(Recorded data)
- - - -

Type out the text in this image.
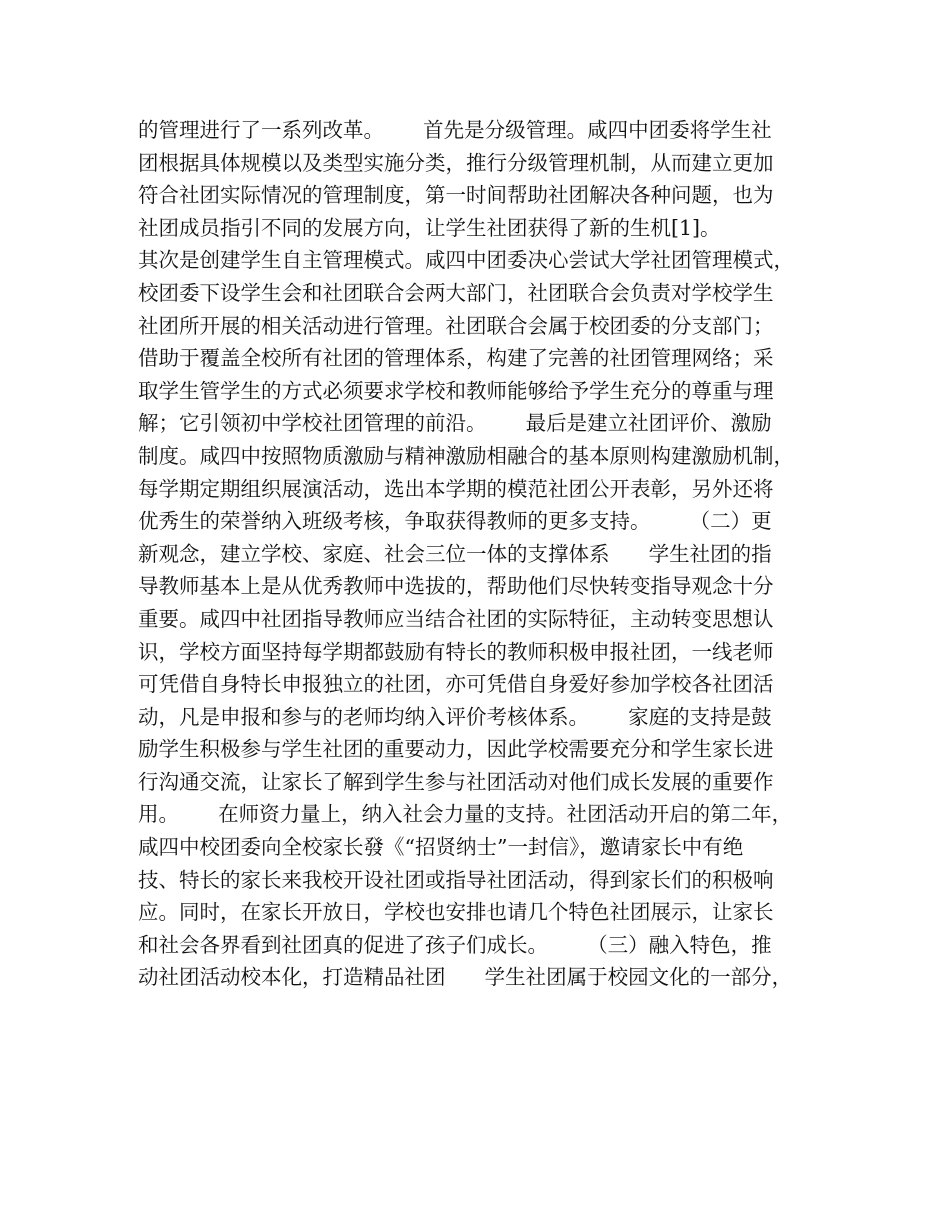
的管理进行了一系列改革。      首先是分级管理。咸四中团委将学生社
团根据具体规模以及类型实施分类，推行分级管理机制，从而建立更加
符合社团实际情况的管理制度，第一时间帮助社团解决各种问题，也为
社团成员指引不同的发展方向，让学生社团获得了新的生机[1]。
其次是创建学生自主管理模式。咸四中团委决心尝试大学社团管理模式，
校团委下设学生会和社团联合会两大部门，社团联合会负责对学校学生
社团所开展的相关活动进行管理。社团联合会属于校团委的分支部门；
借助于覆盖全校所有社团的管理体系，构建了完善的社团管理网络；采
取学生管学生的方式必须要求学校和教师能够给予学生充分的尊重与理
解；它引领初中学校社团管理的前沿。      最后是建立社团评价、激励
制度。咸四中按照物质激励与精神激励相融合的基本原则构建激励机制，
每学期定期组织展演活动，选出本学期的模范社团公开表彰，另外还将
优秀生的荣誉纳入班级考核，争取获得教师的更多支持。      （二）更
新观念，建立学校、家庭、社会三位一体的支撑体系      学生社团的指
导教师基本上是从优秀教师中选拔的，帮助他们尽快转变指导观念十分
重要。咸四中社团指导教师应当结合社团的实际特征，主动转变思想认
识，学校方面坚持每学期都鼓励有特长的教师积极申报社团，一线老师
可凭借自身特长申报独立的社团，亦可凭借自身爱好参加学校各社团活
动，凡是申报和参与的老师均纳入评价考核体系。      家庭的支持是鼓
励学生积极参与学生社团的重要动力，因此学校需要充分和学生家长进
行沟通交流，让家长了解到学生参与社团活动对他们成长发展的重要作
用。      在师资力量上，纳入社会力量的支持。社团活动开启的第二年，
咸四中校团委向全校家长發《“招贤纳士”一封信》，邀请家长中有绝
技、特长的家长来我校开设社团或指导社团活动，得到家长们的积极响
应。同时，在家长开放日，学校也安排也请几个特色社团展示，让家长
和社会各界看到社团真的促进了孩子们成长。      （三）融入特色，推
动社团活动校本化，打造精品社团      学生社团属于校园文化的一部分，
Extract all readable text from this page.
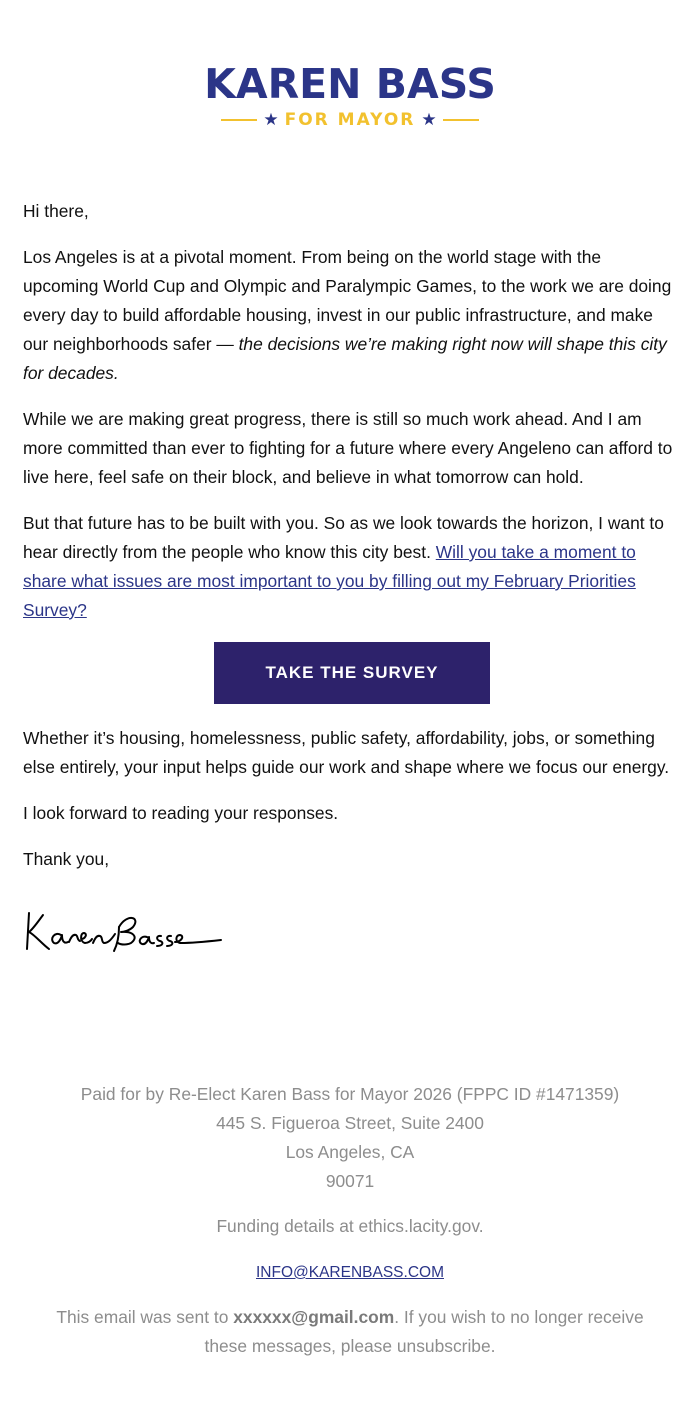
KAREN BASS
★ FOR MAYOR ★

Hi there,

Los Angeles is at a pivotal moment. From being on the world stage with the upcoming World Cup and Olympic and Paralympic Games, to the work we are doing every day to build affordable housing, invest in our public infrastructure, and make our neighborhoods safer — the decisions we’re making right now will shape this city for decades.

While we are making great progress, there is still so much work ahead. And I am more committed than ever to fighting for a future where every Angeleno can afford to live here, feel safe on their block, and believe in what tomorrow can hold.

But that future has to be built with you. So as we look towards the horizon, I want to hear directly from the people who know this city best. Will you take a moment to share what issues are most important to you by filling out my February Priorities Survey?

TAKE THE SURVEY

Whether it’s housing, homelessness, public safety, affordability, jobs, or something else entirely, your input helps guide our work and shape where we focus our energy.

I look forward to reading your responses.

Thank you,

Paid for by Re-Elect Karen Bass for Mayor 2026 (FPPC ID #1471359)
445 S. Figueroa Street, Suite 2400
Los Angeles, CA
90071

Funding details at ethics.lacity.gov.

INFO@KARENBASS.COM

This email was sent to xxxxxx@gmail.com. If you wish to no longer receive these messages, please unsubscribe.
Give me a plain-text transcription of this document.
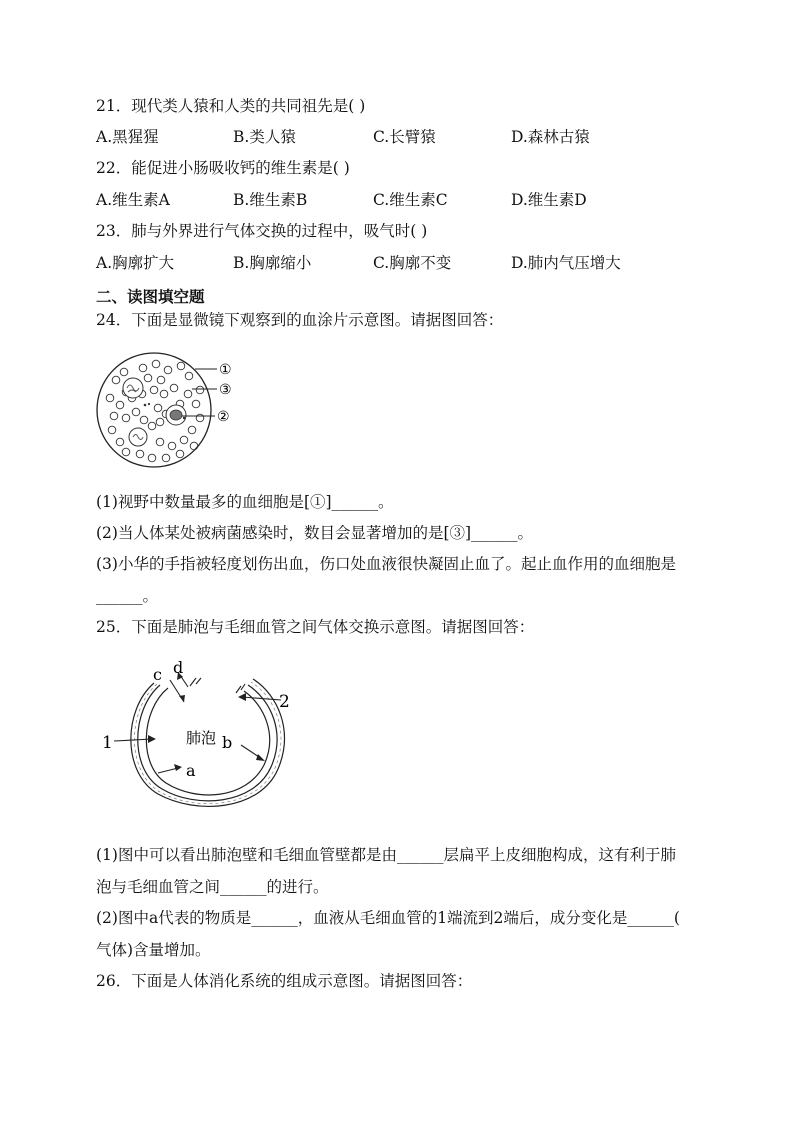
21．现代类人猿和人类的共同祖先是( )
A.黑猩猩	B.类人猿	C.长臂猿	D.森林古猿
22．能促进小肠吸收钙的维生素是( )
A.维生素A	B.维生素B	C.维生素C	D.维生素D
23．肺与外界进行气体交换的过程中，吸气时( )
A.胸廓扩大	B.胸廓缩小	C.胸廓不变	D.肺内气压增大
二、读图填空题
24．下面是显微镜下观察到的血涂片示意图。请据图回答：
①
③
②
(1)视野中数量最多的血细胞是[①]______。
(2)当人体某处被病菌感染时，数目会显著增加的是[③]______。
(3)小华的手指被轻度划伤出血，伤口处血液很快凝固止血了。起止血作用的血细胞是
______。
25．下面是肺泡与毛细血管之间气体交换示意图。请据图回答：
c d
2
1	肺泡 b
a
(1)图中可以看出肺泡壁和毛细血管壁都是由______层扁平上皮细胞构成，这有利于肺
泡与毛细血管之间______的进行。
(2)图中a代表的物质是______，血液从毛细血管的1端流到2端后，成分变化是______(
气体)含量增加。
26．下面是人体消化系统的组成示意图。请据图回答：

- - - -

> Task details
Please list every line of the records that contains "look".

> Task response
But that future has to be built with you. So as we look towards the horizon, I want to hear directly from the people who know this city best. Will you take a moment to share what issues are most important to you by filling out my February Priorities Survey?
I look forward to reading your responses.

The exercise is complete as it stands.